-- Work to complete --
Extract every line that includes the string "value".

-- Data to use --

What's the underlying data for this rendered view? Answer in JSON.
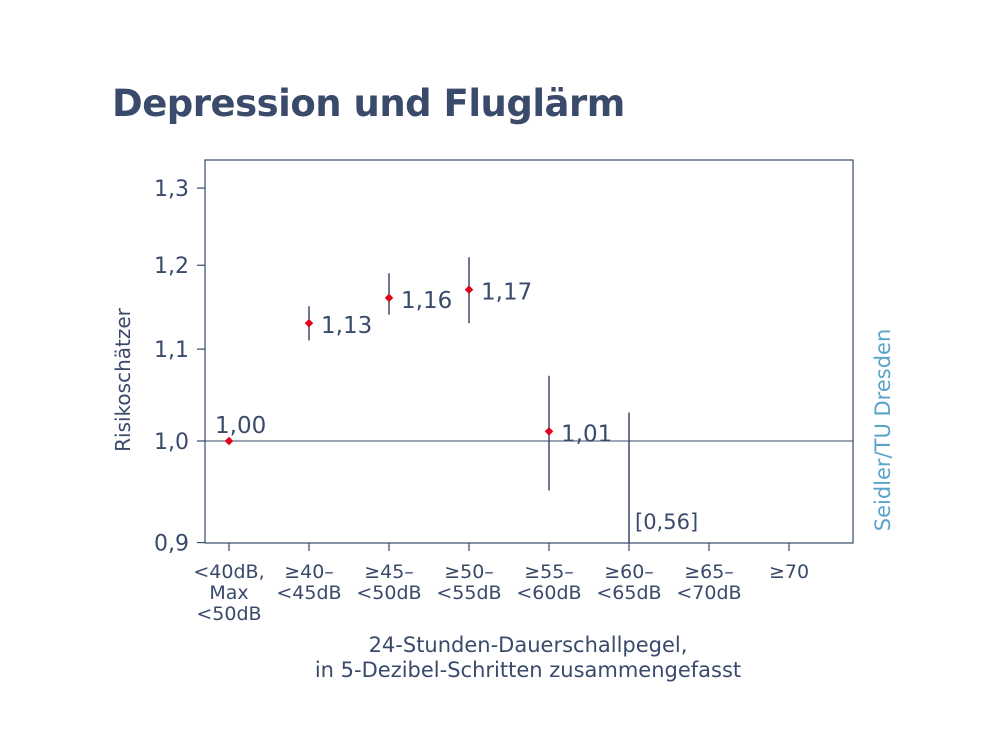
{
  "title": "Depression und Fluglärm",
  "credit": "Seidler/TU Dresden",
  "colors": {
    "text": "#3a4a6b",
    "axis": "#3a4a6b",
    "marker": "#e2001a",
    "credit": "#5aa3c9"
  },
  "chart_data": {
    "type": "scatter",
    "title": "Depression und Fluglärm",
    "ylabel": "Risikoschätzer",
    "xlabel": [
      "24-Stunden-Dauerschallpegel,",
      "in 5-Dezibel-Schritten zusammengefasst"
    ],
    "y_scale": "log",
    "ylim": [
      0.9,
      1.35
    ],
    "yticks": [
      0.9,
      1.0,
      1.1,
      1.2,
      1.3
    ],
    "ytick_labels": [
      "0,9",
      "1,0",
      "1,1",
      "1,2",
      "1,3"
    ],
    "reference_line": 1.0,
    "categories": [
      [
        "<40dB,",
        "Max",
        "<50dB"
      ],
      [
        "≥40–",
        "<45dB"
      ],
      [
        "≥45–",
        "<50dB"
      ],
      [
        "≥50–",
        "<55dB"
      ],
      [
        "≥55–",
        "<60dB"
      ],
      [
        "≥60–",
        "<65dB"
      ],
      [
        "≥65–",
        "<70dB"
      ],
      [
        "≥70"
      ]
    ],
    "points": [
      {
        "category_index": 0,
        "value": 1.0,
        "label": "1,00"
      },
      {
        "category_index": 1,
        "value": 1.13,
        "ci": [
          1.11,
          1.15
        ],
        "label": "1,13"
      },
      {
        "category_index": 2,
        "value": 1.16,
        "ci": [
          1.14,
          1.19
        ],
        "label": "1,16"
      },
      {
        "category_index": 3,
        "value": 1.17,
        "ci": [
          1.13,
          1.21
        ],
        "label": "1,17"
      },
      {
        "category_index": 4,
        "value": 1.01,
        "ci": [
          0.95,
          1.07
        ],
        "label": "1,01"
      },
      {
        "category_index": 5,
        "ci": [
          0.89,
          1.03
        ],
        "label": "[0,56]"
      }
    ],
    "grid": false,
    "legend": "none"
  }
}
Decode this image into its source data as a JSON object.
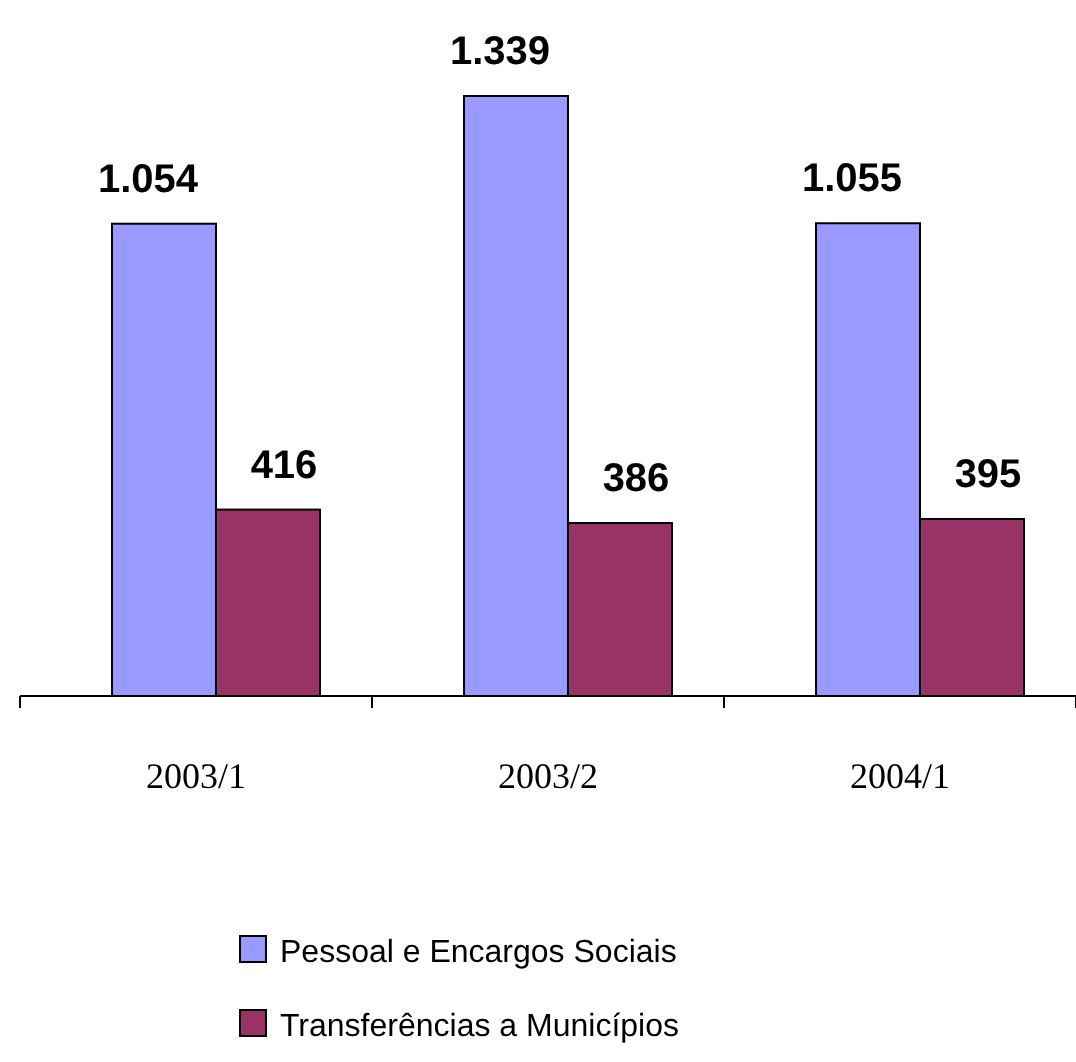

-- Written answer --
        "value": 1.0,
        "value": 1.13,
        "value": 1.16,
        "value": 1.17,
        "value": 1.01,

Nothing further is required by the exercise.